• **GIVEN TASK**
Return the whole listing, line for line, without the pictures in it.

>> start DATASET

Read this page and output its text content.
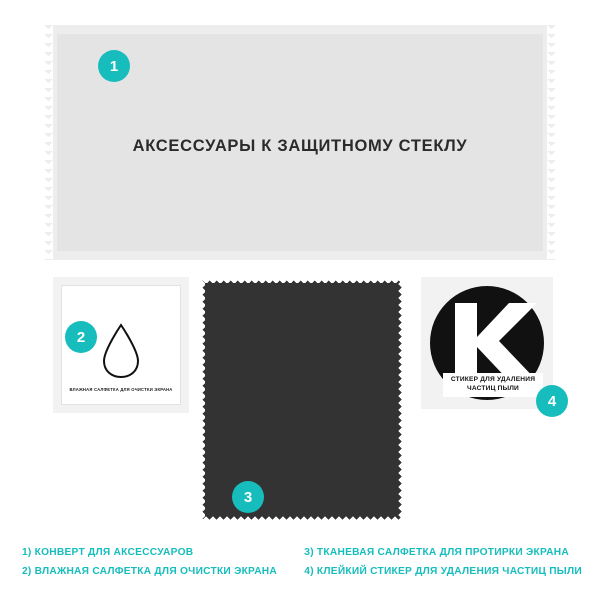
АКСЕССУАРЫ К ЗАЩИТНОМУ СТЕКЛУ
1
ВЛАЖНАЯ САЛФЕТКА ДЛЯ ОЧИСТКИ ЭКРАНА
2
3
СТИКЕР ДЛЯ УДАЛЕНИЯ
ЧАСТИЦ ПЫЛИ
4
1) КОНВЕРТ ДЛЯ АКСЕССУАРОВ
2) ВЛАЖНАЯ САЛФЕТКА ДЛЯ ОЧИСТКИ ЭКРАНА
3) ТКАНЕВАЯ САЛФЕТКА ДЛЯ ПРОТИРКИ ЭКРАНА
4) КЛЕЙКИЙ СТИКЕР ДЛЯ УДАЛЕНИЯ ЧАСТИЦ ПЫЛИ
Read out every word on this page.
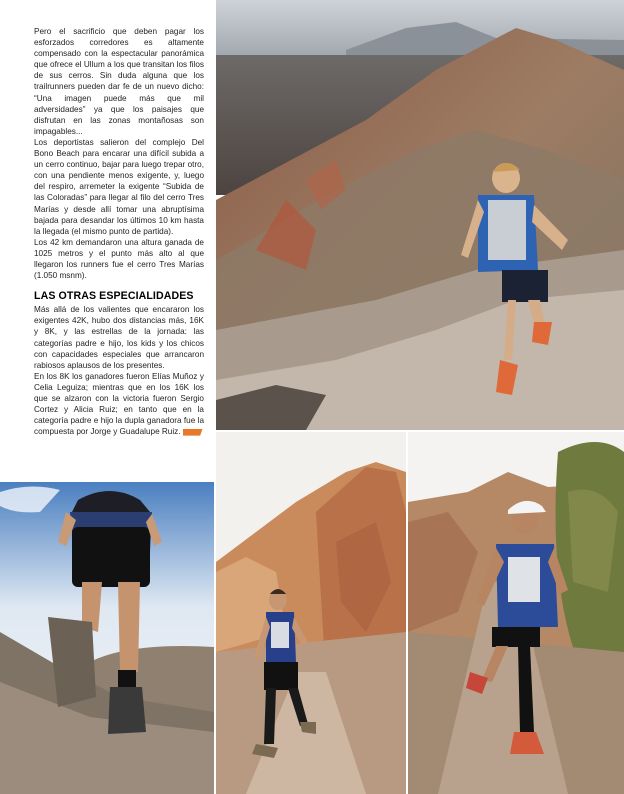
Pero el sacrificio que deben pagar los esforzados corredores es altamente compensado con la espectacular panorámica que ofrece el Ullum a los que transitan los filos de sus cerros. Sin duda alguna que los trailrunners pueden dar fe de un nuevo dicho: “Una imagen puede más que mil adversidades” ya que los paisajes que disfrutan en las zonas montañosas son impagables...

Los deportistas salieron del complejo Del Bono Beach para encarar una difícil subida a un cerro continuo, bajar para luego trepar otro, con una pendiente menos exigente, y, luego del respiro, arremeter la exigente “Subida de las Coloradas” para llegar al filo del cerro Tres Marías y desde allí tomar una abruptísima bajada para desandar los últimos 10 km hasta la llegada (el mismo punto de partida).

Los 42 km demandaron una altura ganada de 1025 metros y el punto más alto al que llegaron los runners fue el cerro Tres Marías (1.050 msnm).

LAS OTRAS ESPECIALIDADES

Más allá de los valientes que encararon los exigentes 42K, hubo dos distancias más, 16K y 8K, y las estrellas de la jornada: las categorías padre e hijo, los kids y los chicos con capacidades especiales que arrancaron rabiosos aplausos de los presentes.

En los 8K los ganadores fueron Elías Muñoz y Celia Leguiza; mientras que en los 16K los que se alzaron con la victoria fueron Sergio Cortez y Alicia Ruiz; en tanto que en la categoría padre e hijo la dupla ganadora fue la compuesta por Jorge y Guadalupe Ruiz.
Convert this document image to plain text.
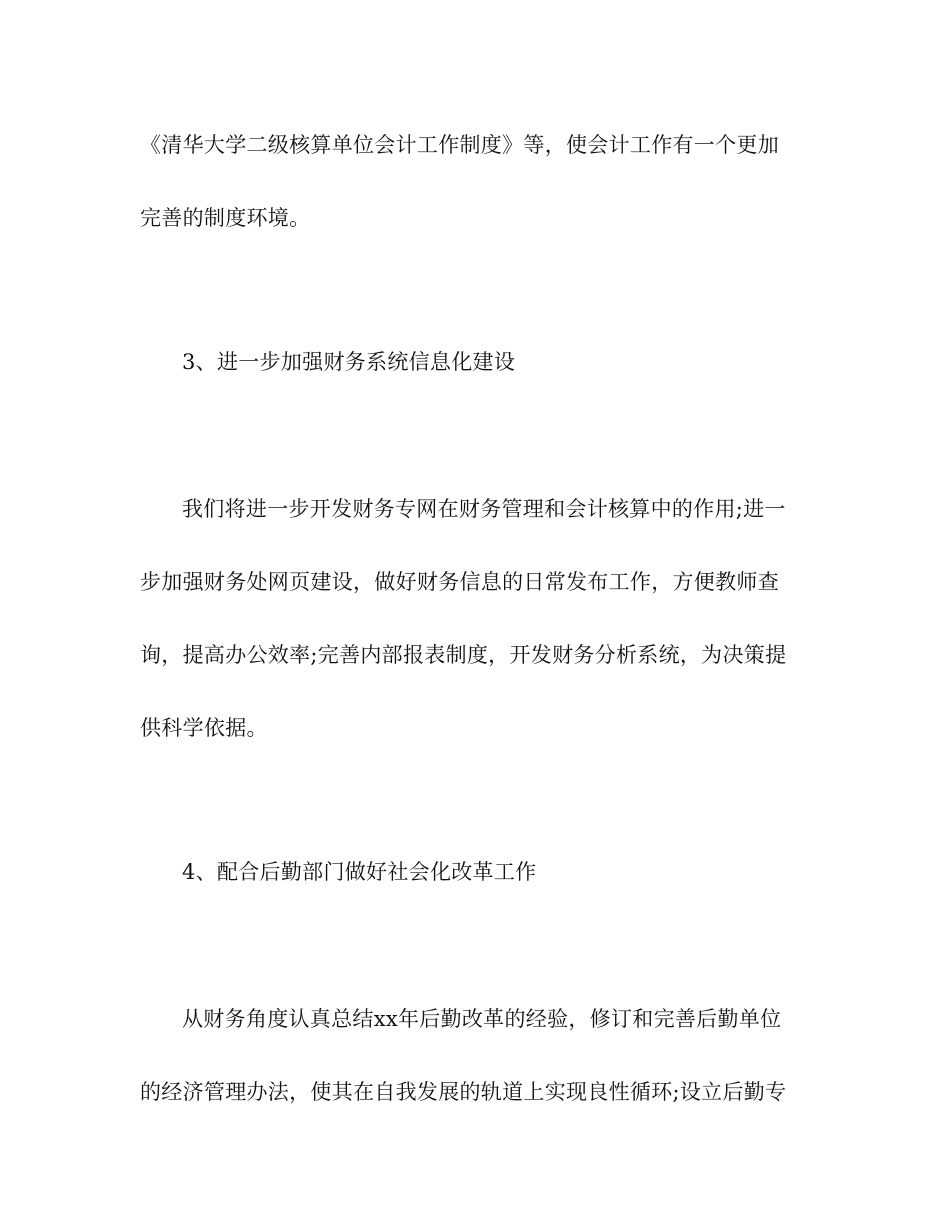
《清华大学二级核算单位会计工作制度》等，使会计工作有一个更加
完善的制度环境。
3、进一步加强财务系统信息化建设
我们将进一步开发财务专网在财务管理和会计核算中的作用;进一
步加强财务处网页建设，做好财务信息的日常发布工作，方便教师查
询，提高办公效率;完善内部报表制度，开发财务分析系统，为决策提
供科学依据。
4、配合后勤部门做好社会化改革工作
从财务角度认真总结xx年后勤改革的经验，修订和完善后勤单位
的经济管理办法，使其在自我发展的轨道上实现良性循环;设立后勤专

>> end DATASET

• **EXPECTED ANSWER**
Read this page and output its text content.
АКСЕССУАРЫ К ЗАЩИТНОМУ СТЕКЛУ
1
ВЛАЖНАЯ САЛФЕТКА ДЛЯ ОЧИСТКИ ЭКРАНА
2
3
СТИКЕР ДЛЯ УДАЛЕНИЯ
ЧАСТИЦ ПЫЛИ
4
1) КОНВЕРТ ДЛЯ АКСЕССУАРОВ
2) ВЛАЖНАЯ САЛФЕТКА ДЛЯ ОЧИСТКИ ЭКРАНА
3) ТКАНЕВАЯ САЛФЕТКА ДЛЯ ПРОТИРКИ ЭКРАНА
4) КЛЕЙКИЙ СТИКЕР ДЛЯ УДАЛЕНИЯ ЧАСТИЦ ПЫЛИ
Read out every word on this page.
Pero el sacrificio que deben pagar los esforzados corredores es altamente compensado con la espectacular panorámica que ofrece el Ullum a los que transitan los filos de sus cerros. Sin duda alguna que los trailrunners pueden dar fe de un nuevo dicho: “Una imagen puede más que mil adversidades” ya que los paisajes que disfrutan en las zonas montañosas son impagables...

Los deportistas salieron del complejo Del Bono Beach para encarar una difícil subida a un cerro continuo, bajar para luego trepar otro, con una pendiente menos exigente, y, luego del respiro, arremeter la exigente “Subida de las Coloradas” para llegar al filo del cerro Tres Marías y desde allí tomar una abruptísima bajada para desandar los últimos 10 km hasta la llegada (el mismo punto de partida).

Los 42 km demandaron una altura ganada de 1025 metros y el punto más alto al que llegaron los runners fue el cerro Tres Marías (1.050 msnm).

LAS OTRAS ESPECIALIDADES

Más allá de los valientes que encararon los exigentes 42K, hubo dos distancias más, 16K y 8K, y las estrellas de la jornada: las categorías padre e hijo, los kids y los chicos con capacidades especiales que arrancaron rabiosos aplausos de los presentes.

En los 8K los ganadores fueron Elías Muñoz y Celia Leguiza; mientras que en los 16K los que se alzaron con la victoria fueron Sergio Cortez y Alicia Ruiz; en tanto que en la categoría padre e hijo la dupla ganadora fue la compuesta por Jorge y Guadalupe Ruiz.
Convert this document image to plain text.
《清华大学二级核算单位会计工作制度》等，使会计工作有一个更加
完善的制度环境。
3、进一步加强财务系统信息化建设
我们将进一步开发财务专网在财务管理和会计核算中的作用;进一
步加强财务处网页建设，做好财务信息的日常发布工作，方便教师查
询，提高办公效率;完善内部报表制度，开发财务分析系统，为决策提
供科学依据。
4、配合后勤部门做好社会化改革工作
从财务角度认真总结xx年后勤改革的经验，修订和完善后勤单位
的经济管理办法，使其在自我发展的轨道上实现良性循环;设立后勤专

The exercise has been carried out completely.